Display each line of the records that contains the word "Model".

--- EXERCISE INPUTS ---

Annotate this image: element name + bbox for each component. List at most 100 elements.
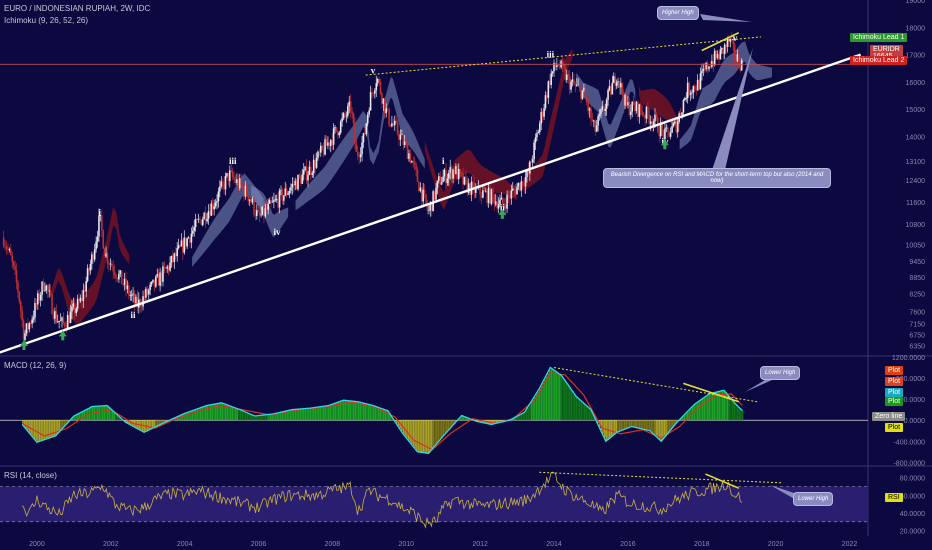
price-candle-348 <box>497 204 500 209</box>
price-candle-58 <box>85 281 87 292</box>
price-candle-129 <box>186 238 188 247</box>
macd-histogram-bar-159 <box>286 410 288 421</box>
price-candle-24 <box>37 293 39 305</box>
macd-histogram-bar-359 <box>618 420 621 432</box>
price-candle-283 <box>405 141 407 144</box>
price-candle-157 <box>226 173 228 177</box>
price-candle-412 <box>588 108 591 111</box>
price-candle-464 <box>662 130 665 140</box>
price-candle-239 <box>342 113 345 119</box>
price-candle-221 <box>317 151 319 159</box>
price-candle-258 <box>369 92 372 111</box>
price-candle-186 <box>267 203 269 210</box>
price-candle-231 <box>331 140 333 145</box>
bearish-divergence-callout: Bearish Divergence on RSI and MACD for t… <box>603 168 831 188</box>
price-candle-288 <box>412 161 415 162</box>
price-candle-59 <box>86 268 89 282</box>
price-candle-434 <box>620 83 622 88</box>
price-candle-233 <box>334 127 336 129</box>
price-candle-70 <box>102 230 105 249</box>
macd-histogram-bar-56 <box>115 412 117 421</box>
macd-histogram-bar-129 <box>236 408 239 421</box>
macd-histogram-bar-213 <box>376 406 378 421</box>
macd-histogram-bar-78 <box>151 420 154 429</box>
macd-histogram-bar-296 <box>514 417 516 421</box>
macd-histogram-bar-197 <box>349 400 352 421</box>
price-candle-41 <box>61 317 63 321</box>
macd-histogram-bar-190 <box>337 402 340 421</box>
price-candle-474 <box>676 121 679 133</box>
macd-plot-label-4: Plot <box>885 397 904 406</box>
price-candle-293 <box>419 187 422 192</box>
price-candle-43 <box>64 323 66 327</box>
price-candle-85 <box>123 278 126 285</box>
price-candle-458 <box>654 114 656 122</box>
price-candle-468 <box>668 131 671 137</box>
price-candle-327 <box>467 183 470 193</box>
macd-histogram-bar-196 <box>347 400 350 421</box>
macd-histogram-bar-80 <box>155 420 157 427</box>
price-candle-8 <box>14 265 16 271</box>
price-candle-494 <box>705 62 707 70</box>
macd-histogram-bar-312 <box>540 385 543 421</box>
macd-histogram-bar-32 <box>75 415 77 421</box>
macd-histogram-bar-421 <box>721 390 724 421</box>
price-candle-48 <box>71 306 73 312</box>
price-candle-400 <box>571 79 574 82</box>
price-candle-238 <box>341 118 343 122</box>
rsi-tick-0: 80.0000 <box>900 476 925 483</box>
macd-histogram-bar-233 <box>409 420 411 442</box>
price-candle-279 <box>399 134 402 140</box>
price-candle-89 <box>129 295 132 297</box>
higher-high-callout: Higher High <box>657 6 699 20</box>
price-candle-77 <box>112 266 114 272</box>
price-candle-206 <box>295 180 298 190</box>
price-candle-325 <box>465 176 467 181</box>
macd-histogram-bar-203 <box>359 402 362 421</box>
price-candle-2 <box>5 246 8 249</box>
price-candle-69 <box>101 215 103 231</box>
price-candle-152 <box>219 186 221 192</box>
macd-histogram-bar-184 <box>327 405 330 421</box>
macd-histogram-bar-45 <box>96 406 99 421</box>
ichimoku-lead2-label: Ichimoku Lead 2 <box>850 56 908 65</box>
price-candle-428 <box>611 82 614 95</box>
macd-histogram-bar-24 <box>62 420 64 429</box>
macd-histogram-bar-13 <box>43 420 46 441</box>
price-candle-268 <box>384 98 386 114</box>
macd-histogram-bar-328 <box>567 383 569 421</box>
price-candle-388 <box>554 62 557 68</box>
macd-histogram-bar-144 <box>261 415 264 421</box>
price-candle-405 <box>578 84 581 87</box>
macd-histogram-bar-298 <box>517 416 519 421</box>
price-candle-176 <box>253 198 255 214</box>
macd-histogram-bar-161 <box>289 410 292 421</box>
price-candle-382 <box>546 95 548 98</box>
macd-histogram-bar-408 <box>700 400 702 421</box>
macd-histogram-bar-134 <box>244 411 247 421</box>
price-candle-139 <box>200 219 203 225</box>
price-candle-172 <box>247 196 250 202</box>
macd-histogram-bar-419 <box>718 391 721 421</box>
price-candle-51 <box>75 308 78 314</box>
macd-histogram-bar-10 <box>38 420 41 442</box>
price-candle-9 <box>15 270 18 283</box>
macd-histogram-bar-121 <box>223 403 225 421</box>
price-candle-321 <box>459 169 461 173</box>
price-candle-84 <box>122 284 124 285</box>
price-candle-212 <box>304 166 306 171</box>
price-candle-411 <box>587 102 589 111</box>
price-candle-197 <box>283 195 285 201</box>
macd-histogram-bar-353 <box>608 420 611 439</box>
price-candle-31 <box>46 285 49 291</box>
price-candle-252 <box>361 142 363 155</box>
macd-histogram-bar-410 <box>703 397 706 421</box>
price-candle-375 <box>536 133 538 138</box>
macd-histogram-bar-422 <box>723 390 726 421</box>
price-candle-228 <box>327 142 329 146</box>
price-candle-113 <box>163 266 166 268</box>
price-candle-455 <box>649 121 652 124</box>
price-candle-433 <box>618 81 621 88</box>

---
--- EXERCISE INPUTS ---

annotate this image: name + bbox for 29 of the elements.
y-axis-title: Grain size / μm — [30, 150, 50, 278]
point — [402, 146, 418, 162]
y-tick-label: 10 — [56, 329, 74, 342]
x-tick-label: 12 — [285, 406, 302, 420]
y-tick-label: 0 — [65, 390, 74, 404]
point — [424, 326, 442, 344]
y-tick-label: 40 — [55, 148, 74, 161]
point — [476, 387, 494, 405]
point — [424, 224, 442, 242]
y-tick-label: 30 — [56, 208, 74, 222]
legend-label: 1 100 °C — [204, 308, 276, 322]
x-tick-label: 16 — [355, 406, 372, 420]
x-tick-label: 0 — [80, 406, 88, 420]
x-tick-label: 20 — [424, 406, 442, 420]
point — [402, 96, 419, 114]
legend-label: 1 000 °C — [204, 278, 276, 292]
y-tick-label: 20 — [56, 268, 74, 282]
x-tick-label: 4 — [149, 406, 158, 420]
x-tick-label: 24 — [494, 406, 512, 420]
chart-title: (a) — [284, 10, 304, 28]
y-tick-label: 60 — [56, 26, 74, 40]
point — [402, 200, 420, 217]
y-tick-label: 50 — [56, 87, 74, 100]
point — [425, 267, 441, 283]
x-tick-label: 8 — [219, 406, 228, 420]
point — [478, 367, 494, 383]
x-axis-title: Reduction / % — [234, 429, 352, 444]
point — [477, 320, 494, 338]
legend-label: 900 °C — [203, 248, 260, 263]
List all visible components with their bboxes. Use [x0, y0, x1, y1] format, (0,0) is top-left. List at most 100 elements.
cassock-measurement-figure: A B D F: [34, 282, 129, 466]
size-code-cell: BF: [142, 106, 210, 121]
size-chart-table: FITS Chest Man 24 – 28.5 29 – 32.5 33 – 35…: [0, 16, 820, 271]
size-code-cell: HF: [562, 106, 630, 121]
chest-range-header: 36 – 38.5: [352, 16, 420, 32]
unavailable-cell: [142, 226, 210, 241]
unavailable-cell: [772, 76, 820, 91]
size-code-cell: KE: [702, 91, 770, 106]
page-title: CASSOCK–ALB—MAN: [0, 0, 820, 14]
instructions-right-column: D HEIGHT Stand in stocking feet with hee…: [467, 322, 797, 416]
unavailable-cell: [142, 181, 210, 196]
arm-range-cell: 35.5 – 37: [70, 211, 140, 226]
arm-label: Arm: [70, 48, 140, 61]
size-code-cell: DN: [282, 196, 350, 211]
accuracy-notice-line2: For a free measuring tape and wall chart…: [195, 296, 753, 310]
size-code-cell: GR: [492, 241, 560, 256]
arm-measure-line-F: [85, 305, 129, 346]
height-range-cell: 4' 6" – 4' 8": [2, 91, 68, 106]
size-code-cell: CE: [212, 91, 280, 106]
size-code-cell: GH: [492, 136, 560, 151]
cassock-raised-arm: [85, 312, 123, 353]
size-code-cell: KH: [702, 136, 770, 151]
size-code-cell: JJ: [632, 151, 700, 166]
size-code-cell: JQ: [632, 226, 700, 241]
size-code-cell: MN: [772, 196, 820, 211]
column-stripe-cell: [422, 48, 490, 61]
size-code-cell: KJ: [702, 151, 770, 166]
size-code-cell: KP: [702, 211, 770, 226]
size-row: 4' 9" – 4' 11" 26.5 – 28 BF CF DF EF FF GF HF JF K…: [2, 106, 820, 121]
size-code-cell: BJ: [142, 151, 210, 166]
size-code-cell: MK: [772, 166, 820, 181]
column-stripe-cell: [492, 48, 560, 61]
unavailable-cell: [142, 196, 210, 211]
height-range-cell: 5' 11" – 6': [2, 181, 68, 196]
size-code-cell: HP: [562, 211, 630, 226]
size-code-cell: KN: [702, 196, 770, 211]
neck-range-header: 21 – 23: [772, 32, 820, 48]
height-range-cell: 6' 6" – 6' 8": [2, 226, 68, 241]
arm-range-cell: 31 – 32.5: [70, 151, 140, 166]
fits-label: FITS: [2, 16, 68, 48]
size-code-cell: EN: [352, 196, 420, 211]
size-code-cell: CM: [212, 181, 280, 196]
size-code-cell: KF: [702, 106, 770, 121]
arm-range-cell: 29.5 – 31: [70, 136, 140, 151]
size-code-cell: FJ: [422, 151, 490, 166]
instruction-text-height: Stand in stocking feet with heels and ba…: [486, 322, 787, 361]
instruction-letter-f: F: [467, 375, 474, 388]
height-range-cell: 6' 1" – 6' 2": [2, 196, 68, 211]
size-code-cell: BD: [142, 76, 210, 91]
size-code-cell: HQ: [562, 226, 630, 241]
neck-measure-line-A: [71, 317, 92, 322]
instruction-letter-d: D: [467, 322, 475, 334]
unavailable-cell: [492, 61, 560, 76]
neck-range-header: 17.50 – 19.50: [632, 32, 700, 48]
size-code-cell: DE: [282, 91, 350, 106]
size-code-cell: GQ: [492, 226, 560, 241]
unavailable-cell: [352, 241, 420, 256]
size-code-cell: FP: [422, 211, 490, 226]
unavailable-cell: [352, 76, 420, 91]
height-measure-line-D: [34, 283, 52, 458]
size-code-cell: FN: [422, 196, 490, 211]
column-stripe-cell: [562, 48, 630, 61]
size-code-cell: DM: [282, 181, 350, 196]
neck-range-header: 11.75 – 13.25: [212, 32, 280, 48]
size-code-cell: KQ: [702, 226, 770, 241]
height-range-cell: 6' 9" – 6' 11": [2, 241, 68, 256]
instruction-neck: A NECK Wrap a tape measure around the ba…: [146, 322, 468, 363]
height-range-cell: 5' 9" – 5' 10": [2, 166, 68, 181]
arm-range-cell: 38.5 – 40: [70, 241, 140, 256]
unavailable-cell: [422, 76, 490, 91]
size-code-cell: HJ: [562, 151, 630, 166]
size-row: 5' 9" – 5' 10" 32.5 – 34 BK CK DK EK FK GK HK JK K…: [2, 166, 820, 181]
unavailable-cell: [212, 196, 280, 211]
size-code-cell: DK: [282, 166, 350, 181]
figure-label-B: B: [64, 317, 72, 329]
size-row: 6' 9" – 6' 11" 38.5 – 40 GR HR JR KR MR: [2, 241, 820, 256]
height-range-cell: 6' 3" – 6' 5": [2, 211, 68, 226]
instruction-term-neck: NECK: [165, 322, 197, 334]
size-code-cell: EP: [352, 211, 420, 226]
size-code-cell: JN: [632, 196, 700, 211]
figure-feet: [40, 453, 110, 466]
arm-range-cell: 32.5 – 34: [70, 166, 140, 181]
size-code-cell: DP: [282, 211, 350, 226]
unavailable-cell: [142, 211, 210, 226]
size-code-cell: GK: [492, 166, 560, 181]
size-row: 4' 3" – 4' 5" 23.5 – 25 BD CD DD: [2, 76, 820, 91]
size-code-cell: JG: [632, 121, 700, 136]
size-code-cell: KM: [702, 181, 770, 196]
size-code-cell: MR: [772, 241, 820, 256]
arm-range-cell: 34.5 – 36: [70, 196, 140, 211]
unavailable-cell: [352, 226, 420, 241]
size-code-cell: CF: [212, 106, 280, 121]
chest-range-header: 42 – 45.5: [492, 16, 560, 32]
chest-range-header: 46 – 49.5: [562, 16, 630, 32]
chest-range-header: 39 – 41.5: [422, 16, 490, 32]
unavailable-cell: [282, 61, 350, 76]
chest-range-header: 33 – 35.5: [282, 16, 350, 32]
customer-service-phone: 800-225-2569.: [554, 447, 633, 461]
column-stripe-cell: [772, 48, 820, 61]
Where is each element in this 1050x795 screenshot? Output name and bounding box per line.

---
--- EXERCISE INPUTS ---

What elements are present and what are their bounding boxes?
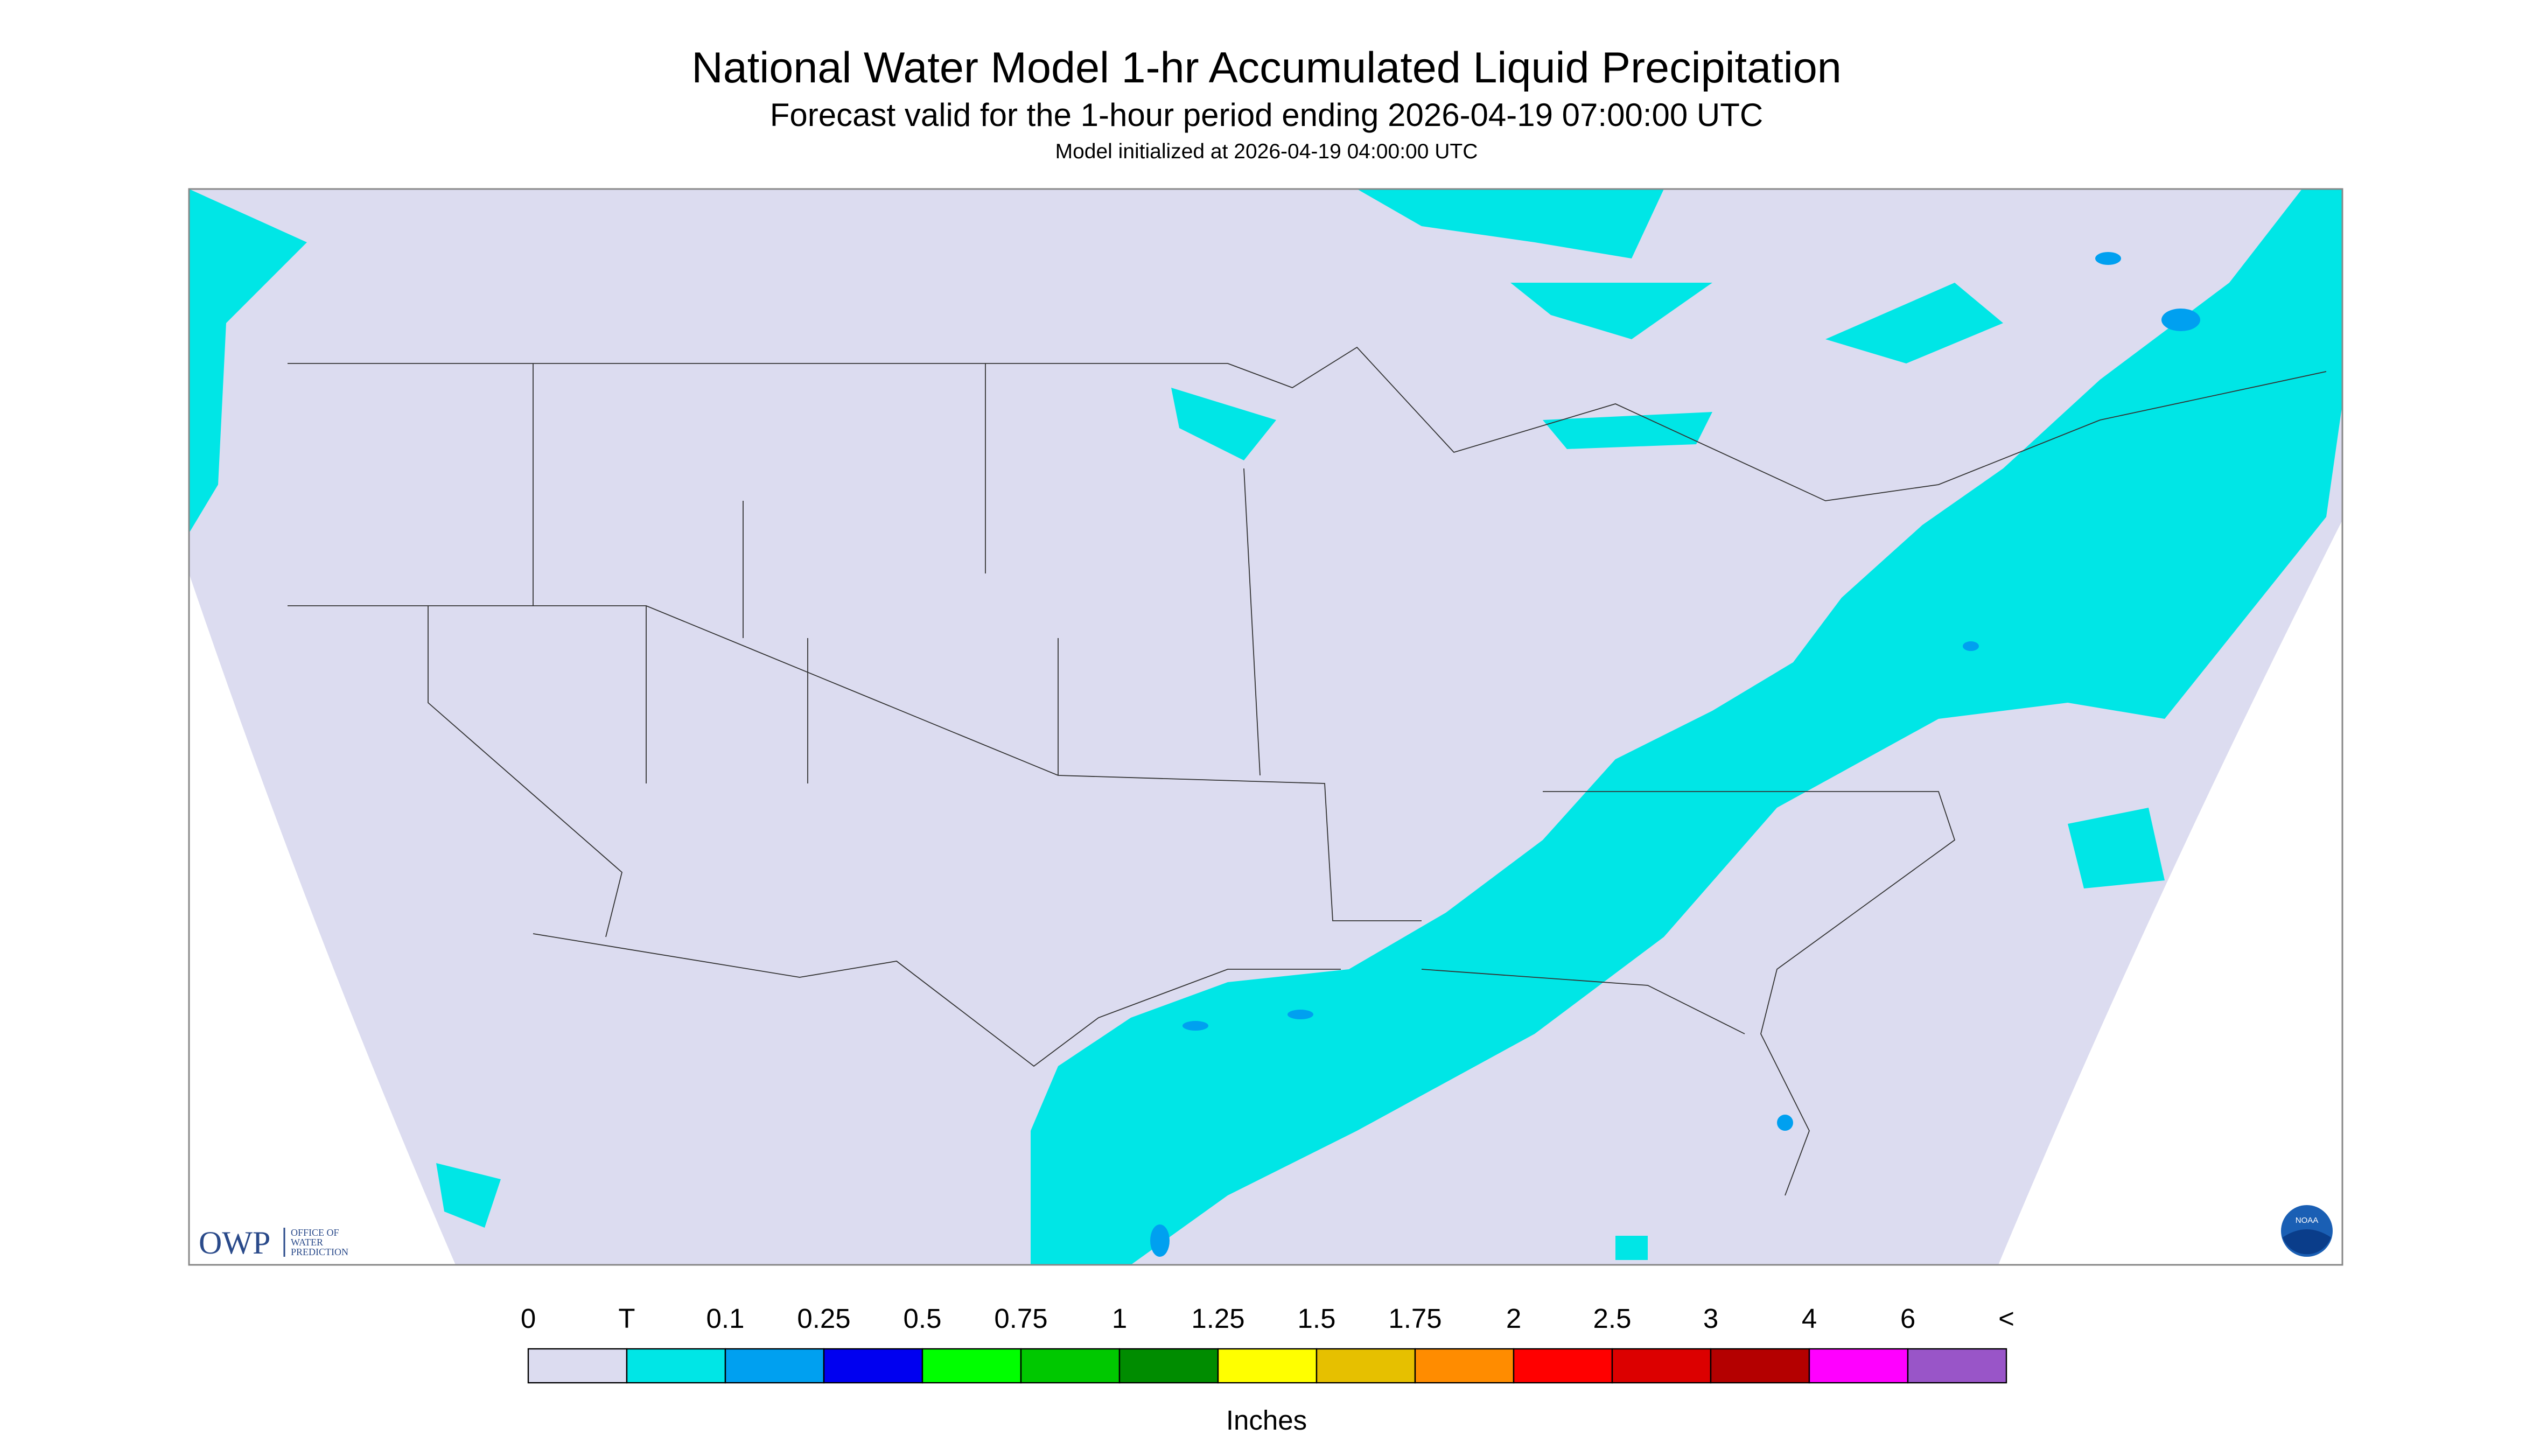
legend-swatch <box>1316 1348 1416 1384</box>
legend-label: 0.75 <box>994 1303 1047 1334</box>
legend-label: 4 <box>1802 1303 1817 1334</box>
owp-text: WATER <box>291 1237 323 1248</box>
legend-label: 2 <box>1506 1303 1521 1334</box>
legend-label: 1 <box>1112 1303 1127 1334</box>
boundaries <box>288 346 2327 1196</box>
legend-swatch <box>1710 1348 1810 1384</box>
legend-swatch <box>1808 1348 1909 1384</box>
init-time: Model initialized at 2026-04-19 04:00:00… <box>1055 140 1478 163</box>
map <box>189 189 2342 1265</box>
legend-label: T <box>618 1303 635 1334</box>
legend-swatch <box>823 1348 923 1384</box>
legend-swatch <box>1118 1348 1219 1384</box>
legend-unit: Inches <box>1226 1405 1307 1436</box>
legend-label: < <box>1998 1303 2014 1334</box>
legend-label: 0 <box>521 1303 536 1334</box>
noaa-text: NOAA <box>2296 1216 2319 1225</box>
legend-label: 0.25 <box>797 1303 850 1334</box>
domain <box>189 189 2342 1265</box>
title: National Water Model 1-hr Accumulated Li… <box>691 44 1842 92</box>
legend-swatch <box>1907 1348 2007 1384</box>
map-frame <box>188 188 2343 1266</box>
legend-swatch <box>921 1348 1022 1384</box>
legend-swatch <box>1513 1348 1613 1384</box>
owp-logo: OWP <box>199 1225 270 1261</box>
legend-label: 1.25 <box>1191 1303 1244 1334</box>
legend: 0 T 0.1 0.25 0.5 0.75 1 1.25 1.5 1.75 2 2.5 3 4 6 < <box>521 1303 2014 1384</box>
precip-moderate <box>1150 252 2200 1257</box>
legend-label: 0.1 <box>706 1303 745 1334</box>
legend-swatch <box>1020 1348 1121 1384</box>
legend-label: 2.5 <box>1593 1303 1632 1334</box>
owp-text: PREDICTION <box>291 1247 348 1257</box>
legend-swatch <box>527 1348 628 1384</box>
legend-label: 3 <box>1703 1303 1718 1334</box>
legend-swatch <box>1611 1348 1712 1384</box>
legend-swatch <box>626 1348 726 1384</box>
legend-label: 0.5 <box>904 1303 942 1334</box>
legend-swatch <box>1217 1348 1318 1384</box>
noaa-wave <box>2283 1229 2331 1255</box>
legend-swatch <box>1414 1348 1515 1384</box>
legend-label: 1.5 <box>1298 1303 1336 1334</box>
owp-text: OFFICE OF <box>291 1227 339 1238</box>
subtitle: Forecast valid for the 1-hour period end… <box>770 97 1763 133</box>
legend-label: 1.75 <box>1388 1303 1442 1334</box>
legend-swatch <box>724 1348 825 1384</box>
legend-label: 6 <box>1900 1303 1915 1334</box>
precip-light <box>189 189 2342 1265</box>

---

_RESPONSE TO THE TASK:_
init-time: Model initialized at 2026-04-19 04:00:00… <box>1055 140 1478 163</box>
title: National Water Model 1-hr Accumulated Li… <box>691 44 1842 92</box>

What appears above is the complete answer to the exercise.